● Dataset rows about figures
####
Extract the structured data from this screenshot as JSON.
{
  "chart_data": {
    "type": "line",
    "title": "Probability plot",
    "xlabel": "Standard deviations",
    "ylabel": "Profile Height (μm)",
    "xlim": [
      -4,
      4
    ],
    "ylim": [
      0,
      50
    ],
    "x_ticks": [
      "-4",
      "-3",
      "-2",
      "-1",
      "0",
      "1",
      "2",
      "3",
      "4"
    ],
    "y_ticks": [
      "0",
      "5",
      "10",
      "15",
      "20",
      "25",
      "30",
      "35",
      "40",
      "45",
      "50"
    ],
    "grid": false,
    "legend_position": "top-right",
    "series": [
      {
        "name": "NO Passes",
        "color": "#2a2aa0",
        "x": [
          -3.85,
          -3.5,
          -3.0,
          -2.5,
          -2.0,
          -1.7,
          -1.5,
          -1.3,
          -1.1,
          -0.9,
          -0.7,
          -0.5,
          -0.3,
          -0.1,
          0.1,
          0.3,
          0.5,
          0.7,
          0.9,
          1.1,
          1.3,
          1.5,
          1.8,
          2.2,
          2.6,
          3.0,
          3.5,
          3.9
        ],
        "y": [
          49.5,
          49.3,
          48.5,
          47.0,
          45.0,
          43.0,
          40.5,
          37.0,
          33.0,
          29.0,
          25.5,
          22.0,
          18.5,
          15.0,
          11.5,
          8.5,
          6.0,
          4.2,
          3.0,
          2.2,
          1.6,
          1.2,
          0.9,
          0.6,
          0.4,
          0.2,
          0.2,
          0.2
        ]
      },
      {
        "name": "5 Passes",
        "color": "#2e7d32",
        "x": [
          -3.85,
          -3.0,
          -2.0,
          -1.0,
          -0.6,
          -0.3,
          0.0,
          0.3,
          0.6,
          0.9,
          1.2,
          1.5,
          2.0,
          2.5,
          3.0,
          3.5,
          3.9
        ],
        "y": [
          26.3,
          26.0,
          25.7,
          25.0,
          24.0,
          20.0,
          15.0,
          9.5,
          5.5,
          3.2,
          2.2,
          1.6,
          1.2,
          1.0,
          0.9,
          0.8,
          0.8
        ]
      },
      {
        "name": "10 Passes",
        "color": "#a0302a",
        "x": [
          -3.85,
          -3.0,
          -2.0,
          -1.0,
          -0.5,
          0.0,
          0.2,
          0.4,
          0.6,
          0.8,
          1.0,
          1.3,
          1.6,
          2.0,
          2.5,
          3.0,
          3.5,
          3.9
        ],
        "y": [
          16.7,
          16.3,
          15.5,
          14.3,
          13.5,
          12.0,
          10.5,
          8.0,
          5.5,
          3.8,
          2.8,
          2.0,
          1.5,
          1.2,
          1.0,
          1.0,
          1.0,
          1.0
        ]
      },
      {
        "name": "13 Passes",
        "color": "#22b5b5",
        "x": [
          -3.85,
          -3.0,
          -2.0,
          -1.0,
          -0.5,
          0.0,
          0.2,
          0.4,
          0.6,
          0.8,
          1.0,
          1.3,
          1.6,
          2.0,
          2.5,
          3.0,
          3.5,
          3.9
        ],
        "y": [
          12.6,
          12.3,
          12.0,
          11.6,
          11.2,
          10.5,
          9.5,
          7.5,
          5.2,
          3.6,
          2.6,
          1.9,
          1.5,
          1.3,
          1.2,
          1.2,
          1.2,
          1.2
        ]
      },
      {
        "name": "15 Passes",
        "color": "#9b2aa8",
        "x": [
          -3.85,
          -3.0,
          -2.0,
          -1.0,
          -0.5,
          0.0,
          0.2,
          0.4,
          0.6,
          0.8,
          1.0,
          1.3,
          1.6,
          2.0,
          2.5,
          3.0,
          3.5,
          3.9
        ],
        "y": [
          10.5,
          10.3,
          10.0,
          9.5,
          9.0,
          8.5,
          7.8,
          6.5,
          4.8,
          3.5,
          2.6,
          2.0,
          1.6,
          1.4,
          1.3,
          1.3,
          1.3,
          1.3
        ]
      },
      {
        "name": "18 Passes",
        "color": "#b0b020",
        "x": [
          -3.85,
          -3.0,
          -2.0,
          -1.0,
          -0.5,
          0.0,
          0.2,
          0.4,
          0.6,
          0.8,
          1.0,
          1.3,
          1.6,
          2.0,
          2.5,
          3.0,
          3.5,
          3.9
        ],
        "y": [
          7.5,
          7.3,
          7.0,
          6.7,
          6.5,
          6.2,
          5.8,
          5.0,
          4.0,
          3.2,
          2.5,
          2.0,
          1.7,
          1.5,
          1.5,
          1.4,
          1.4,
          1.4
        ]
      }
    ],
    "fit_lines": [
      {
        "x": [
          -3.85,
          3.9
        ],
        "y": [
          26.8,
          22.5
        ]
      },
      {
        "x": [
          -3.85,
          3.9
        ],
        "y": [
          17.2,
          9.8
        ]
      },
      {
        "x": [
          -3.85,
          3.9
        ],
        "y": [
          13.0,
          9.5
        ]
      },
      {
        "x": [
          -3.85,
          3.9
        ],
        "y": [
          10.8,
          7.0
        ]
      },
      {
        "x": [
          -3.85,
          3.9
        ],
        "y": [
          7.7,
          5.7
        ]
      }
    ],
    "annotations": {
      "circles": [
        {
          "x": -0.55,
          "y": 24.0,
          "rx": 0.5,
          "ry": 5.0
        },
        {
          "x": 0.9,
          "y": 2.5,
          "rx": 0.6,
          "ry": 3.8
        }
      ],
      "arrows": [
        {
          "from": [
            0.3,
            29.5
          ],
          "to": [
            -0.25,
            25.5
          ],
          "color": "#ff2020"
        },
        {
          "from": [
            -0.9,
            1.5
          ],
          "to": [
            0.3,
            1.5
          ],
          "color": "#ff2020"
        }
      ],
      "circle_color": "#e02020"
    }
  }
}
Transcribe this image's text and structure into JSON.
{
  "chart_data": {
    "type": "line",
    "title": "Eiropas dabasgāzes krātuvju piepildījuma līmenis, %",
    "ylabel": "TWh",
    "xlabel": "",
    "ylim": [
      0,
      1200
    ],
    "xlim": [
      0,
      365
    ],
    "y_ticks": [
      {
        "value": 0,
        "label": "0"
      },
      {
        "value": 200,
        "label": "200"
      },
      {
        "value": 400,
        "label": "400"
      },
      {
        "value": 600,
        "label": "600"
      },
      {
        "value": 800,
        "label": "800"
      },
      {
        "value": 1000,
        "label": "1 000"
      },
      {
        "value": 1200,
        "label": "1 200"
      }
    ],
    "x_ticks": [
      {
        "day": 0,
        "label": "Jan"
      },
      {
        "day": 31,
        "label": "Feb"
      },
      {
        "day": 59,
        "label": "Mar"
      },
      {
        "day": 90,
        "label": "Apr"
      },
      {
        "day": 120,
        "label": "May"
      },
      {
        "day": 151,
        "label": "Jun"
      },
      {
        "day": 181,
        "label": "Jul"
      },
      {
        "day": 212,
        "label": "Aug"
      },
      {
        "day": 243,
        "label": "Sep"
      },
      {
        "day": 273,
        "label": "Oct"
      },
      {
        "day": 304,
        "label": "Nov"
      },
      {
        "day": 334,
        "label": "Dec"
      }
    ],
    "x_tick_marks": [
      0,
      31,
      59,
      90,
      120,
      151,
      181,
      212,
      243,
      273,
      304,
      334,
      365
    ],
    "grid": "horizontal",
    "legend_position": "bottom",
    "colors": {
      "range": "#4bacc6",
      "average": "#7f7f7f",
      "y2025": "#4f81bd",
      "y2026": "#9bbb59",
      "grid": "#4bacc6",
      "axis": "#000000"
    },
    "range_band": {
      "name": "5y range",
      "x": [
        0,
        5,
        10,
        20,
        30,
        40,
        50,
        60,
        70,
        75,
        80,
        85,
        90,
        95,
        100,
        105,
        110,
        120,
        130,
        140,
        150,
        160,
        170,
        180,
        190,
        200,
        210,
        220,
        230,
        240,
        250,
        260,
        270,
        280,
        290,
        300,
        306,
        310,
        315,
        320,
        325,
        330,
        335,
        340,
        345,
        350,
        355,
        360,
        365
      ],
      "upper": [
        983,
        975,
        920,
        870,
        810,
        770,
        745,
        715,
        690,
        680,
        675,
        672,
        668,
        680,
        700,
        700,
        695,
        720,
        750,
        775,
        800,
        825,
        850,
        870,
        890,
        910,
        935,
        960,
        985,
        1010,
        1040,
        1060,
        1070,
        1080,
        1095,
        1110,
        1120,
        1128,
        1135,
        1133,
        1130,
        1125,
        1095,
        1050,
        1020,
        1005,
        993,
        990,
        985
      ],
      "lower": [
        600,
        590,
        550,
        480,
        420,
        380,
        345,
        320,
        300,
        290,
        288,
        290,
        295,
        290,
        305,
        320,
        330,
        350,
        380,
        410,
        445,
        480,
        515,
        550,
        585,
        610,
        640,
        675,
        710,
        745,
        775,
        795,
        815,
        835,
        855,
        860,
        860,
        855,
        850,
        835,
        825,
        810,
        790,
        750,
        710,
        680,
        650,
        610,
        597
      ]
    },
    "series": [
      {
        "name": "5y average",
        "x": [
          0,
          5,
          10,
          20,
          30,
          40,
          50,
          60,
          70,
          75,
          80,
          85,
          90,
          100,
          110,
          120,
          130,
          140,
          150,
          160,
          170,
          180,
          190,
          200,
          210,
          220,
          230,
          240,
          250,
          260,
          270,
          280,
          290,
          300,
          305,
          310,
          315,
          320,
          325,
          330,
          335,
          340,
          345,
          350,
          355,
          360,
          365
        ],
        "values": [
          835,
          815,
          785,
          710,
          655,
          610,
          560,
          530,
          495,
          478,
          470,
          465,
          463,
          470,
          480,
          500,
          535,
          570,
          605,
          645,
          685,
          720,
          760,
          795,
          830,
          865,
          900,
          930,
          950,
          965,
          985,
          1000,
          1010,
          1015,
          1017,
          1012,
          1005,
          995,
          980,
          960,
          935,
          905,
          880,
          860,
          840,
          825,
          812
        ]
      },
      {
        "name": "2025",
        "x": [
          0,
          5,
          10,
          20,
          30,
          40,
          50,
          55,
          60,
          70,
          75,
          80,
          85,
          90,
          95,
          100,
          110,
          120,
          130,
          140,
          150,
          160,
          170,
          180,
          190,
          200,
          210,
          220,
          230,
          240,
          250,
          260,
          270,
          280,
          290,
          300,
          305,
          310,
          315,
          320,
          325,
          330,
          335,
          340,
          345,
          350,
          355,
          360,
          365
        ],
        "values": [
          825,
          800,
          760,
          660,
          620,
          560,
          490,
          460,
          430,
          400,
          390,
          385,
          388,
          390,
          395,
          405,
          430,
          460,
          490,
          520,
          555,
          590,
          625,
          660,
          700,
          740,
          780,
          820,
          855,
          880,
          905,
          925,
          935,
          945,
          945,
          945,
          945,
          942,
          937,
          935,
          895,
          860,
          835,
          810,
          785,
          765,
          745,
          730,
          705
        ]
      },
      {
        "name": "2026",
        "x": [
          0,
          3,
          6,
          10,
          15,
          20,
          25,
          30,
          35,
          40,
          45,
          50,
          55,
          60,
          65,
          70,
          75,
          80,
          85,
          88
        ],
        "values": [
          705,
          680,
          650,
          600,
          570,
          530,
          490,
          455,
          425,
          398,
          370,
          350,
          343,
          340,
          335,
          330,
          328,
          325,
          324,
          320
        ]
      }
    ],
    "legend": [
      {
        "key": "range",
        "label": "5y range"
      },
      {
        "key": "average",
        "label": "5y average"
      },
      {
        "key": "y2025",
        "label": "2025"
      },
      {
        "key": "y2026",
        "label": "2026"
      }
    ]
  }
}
####
● SHORT EXERCISE
Where a line of the records above holds the word "grid", copy that line.

● WRITTEN ANSWER
    "grid": false,
    "grid": "horizontal",
      "grid": "#4bacc6",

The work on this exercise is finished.